THE EXERCISE: Check each line of the data for "ylabel" and select those that have it.

ITEMS:
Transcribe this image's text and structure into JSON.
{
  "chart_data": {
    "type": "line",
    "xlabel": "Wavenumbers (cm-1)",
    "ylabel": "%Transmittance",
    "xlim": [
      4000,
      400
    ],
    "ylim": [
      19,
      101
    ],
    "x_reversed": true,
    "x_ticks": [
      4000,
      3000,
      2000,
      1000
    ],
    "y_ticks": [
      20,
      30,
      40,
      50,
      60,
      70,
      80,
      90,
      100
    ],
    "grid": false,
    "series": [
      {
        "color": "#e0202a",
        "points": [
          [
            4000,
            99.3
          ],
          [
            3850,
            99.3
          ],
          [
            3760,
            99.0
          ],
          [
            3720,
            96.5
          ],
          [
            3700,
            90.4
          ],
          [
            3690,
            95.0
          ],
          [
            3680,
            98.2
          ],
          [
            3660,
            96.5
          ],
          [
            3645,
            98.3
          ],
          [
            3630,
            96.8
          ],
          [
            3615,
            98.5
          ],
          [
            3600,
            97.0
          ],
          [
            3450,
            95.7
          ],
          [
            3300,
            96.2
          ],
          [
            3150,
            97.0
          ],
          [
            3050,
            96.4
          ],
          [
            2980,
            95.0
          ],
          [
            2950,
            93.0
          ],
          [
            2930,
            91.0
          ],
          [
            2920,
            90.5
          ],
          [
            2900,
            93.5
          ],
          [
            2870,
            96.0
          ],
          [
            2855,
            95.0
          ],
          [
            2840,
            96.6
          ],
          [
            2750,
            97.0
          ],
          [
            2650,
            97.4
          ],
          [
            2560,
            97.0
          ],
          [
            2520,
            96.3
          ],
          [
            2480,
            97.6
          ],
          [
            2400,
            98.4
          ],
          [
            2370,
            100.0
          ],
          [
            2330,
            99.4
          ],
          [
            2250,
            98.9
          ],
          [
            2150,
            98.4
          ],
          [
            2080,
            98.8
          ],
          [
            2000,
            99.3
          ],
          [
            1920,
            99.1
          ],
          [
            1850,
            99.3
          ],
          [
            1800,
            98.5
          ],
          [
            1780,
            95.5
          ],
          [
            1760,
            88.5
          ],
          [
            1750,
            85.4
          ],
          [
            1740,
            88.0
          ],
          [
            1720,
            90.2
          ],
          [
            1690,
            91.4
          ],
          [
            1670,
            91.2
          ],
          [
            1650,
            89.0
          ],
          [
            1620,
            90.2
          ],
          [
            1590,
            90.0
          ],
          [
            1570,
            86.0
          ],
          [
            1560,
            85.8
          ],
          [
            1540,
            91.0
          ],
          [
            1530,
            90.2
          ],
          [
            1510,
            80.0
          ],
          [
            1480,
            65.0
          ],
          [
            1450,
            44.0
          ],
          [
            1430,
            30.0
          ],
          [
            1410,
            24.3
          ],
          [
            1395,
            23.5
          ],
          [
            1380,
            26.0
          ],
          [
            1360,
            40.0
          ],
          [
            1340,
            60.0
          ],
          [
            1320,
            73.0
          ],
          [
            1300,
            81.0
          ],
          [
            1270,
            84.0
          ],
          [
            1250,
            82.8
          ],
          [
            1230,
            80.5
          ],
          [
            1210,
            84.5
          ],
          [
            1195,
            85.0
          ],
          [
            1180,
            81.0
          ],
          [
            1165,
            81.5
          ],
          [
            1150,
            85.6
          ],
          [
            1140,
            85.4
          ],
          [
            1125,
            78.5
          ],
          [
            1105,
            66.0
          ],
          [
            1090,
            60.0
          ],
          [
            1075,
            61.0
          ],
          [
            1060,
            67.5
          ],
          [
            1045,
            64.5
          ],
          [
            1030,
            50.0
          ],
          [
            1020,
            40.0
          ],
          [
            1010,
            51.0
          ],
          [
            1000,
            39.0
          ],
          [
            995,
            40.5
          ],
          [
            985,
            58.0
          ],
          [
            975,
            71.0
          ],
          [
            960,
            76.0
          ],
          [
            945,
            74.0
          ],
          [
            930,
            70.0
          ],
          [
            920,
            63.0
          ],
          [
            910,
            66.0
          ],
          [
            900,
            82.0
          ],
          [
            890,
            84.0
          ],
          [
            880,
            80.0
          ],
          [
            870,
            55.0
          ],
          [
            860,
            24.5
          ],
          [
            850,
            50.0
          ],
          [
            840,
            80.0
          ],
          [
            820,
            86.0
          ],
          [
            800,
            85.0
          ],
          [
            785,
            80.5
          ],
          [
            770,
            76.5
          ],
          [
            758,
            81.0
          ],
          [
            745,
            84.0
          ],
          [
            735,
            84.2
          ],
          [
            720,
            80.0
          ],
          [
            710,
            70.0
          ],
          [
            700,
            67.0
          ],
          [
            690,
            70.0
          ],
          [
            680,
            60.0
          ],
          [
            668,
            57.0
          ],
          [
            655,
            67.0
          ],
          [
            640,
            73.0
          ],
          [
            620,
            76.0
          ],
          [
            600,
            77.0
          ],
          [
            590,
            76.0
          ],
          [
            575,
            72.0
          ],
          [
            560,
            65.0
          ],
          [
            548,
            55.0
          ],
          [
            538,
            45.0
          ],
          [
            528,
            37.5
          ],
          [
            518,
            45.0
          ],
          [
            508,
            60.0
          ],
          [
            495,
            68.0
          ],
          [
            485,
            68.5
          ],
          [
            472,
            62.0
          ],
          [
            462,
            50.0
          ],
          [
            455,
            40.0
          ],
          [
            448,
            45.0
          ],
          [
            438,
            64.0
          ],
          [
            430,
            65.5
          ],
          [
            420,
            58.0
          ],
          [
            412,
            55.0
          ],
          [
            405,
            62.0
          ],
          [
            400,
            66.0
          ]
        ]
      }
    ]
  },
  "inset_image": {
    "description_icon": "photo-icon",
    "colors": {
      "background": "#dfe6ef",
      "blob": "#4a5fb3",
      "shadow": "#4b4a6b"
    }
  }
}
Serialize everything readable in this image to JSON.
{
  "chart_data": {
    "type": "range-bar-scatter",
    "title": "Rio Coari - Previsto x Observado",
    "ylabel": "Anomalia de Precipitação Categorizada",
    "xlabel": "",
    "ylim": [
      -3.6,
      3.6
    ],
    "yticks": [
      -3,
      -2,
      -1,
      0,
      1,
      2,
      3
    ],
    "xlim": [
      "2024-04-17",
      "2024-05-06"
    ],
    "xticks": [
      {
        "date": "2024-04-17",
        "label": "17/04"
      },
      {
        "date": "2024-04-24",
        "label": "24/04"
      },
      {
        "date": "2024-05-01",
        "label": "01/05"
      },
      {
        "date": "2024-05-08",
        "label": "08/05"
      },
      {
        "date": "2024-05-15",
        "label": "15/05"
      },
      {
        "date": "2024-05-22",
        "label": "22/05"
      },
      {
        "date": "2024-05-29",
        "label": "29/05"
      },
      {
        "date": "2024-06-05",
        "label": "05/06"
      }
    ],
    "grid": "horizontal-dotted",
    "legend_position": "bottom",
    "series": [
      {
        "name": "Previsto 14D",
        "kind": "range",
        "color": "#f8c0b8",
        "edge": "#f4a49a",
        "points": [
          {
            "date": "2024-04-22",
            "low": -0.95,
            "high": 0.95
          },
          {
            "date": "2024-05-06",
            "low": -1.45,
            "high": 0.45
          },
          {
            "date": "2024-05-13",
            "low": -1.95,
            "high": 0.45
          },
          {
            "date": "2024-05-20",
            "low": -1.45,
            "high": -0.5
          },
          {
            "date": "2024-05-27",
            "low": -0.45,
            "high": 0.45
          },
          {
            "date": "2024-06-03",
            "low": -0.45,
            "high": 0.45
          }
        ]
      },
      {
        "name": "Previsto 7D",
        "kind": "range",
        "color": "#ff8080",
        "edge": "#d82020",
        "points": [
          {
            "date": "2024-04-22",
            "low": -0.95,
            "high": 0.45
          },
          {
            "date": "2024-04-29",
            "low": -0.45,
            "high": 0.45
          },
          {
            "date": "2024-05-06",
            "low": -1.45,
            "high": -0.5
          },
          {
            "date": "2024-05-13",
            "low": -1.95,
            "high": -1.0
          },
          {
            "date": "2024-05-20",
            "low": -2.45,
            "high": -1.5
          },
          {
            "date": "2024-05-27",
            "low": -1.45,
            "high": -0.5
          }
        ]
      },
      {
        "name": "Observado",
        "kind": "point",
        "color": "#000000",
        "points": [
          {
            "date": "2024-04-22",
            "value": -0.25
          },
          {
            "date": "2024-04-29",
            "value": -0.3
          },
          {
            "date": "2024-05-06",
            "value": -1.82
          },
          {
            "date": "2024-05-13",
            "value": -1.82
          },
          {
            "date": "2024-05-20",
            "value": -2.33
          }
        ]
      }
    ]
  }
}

EXPECTED ANSWER:
    "ylabel": "%Transmittance",
    "ylabel": "Anomalia de Precipitação Categorizada",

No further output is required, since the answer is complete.